=== INSTRUCTION ===
Search the material for the string "привлекаемых" and copy each line where it occurs.

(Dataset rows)
+++

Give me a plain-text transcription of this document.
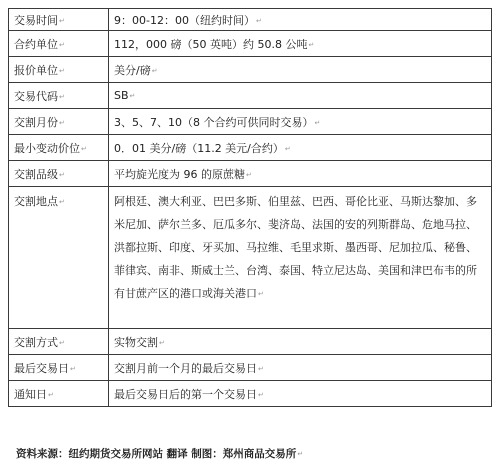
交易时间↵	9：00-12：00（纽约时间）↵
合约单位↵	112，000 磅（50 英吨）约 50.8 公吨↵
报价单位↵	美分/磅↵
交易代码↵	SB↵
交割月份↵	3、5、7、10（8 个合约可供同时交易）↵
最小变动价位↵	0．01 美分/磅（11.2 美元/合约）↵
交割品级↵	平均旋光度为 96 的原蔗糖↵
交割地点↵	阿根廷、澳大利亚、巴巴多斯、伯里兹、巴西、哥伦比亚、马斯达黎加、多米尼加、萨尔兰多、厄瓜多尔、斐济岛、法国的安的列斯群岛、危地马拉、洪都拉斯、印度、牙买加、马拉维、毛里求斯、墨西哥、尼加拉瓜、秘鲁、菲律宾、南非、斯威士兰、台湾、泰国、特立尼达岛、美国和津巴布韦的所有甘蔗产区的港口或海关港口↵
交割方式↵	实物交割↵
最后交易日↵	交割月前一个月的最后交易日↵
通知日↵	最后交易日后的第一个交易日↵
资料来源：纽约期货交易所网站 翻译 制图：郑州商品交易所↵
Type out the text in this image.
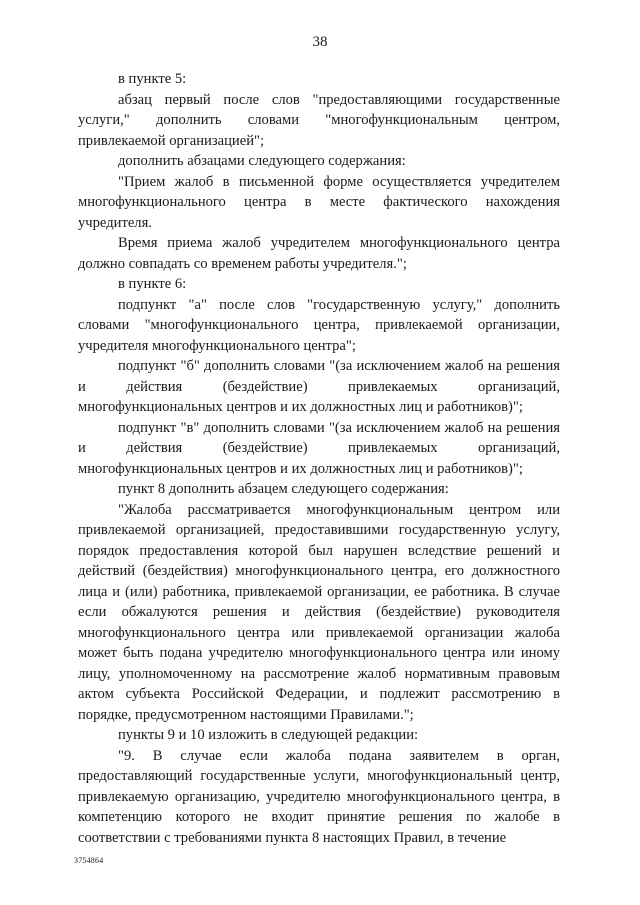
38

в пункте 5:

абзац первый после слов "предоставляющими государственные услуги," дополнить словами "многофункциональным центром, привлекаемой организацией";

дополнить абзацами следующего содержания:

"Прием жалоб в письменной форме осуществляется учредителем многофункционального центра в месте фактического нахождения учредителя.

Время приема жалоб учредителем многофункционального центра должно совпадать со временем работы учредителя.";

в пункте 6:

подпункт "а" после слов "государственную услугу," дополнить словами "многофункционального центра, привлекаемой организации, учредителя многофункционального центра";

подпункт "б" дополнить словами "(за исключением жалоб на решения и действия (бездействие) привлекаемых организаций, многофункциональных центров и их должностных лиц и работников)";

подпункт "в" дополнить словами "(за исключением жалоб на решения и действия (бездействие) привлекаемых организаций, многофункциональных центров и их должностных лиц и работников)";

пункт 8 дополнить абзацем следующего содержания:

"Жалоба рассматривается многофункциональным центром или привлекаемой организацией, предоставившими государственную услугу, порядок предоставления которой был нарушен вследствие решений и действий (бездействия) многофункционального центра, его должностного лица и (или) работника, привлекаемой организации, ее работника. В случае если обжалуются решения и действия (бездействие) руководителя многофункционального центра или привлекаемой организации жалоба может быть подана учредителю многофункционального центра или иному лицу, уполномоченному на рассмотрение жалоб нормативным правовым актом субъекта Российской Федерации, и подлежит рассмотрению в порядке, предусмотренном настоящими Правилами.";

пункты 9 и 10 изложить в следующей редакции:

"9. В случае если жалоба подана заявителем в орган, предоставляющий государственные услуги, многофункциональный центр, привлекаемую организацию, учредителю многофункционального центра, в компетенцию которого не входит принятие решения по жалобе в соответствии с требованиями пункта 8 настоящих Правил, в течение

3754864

+++

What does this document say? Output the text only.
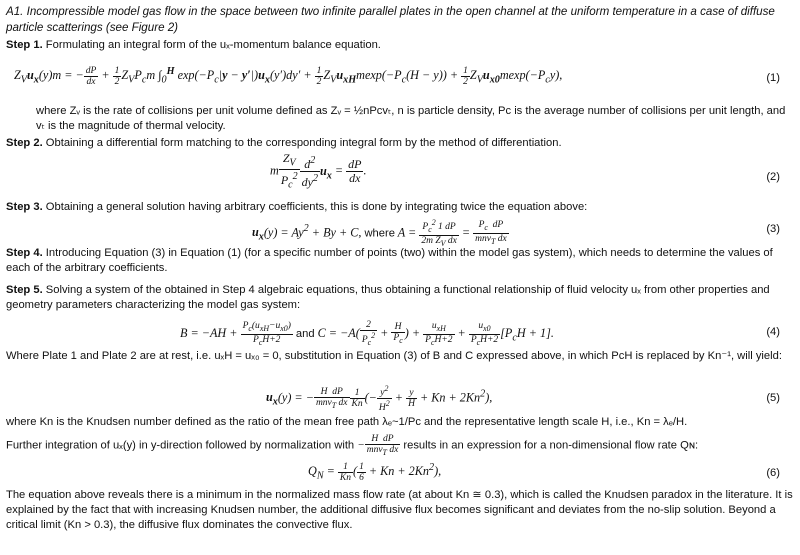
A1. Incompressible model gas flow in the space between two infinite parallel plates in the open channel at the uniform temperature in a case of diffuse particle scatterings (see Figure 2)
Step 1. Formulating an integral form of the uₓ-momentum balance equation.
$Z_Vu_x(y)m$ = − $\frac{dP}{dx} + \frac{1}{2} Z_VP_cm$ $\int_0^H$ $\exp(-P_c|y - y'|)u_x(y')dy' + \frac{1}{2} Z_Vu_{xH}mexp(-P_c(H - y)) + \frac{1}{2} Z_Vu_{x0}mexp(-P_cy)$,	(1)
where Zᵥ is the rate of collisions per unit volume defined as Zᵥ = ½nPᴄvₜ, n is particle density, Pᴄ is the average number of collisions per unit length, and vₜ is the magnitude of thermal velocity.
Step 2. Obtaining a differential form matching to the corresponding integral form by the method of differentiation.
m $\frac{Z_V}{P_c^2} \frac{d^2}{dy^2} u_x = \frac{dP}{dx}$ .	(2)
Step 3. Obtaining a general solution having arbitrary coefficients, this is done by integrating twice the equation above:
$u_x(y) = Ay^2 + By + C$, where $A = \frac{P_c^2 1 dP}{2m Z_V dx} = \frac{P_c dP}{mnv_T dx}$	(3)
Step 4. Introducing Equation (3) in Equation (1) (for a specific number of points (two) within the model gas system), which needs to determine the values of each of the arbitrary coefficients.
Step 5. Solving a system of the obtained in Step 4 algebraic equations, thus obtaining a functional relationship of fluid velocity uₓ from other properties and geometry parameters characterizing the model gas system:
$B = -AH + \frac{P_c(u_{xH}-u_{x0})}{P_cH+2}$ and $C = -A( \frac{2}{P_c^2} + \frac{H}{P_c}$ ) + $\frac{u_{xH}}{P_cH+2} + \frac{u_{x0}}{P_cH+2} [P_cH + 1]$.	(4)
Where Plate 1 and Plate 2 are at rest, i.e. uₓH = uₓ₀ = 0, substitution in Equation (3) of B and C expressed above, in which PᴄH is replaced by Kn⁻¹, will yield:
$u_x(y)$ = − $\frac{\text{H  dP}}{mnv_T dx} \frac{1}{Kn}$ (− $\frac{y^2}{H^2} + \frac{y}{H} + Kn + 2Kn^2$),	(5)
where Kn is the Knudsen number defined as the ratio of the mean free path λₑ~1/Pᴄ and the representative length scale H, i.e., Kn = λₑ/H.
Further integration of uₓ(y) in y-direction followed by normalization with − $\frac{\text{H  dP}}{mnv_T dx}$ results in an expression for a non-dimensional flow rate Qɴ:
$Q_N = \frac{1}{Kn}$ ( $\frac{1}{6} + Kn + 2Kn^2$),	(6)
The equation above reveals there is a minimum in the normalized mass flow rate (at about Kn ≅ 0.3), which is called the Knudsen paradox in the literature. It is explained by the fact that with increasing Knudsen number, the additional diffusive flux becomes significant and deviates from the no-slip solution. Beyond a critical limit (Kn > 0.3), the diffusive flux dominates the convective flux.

+++

=== RESPONSE TO THIS EXERCISE ===
подпункт "б" дополнить словами "(за исключением жалоб на решения и действия (бездействие) привлекаемых организаций, многофункциональных центров и их должностных лиц и работников)";
подпункт "в" дополнить словами "(за исключением жалоб на решения и действия (бездействие) привлекаемых организаций, многофункциональных центров и их должностных лиц и работников)";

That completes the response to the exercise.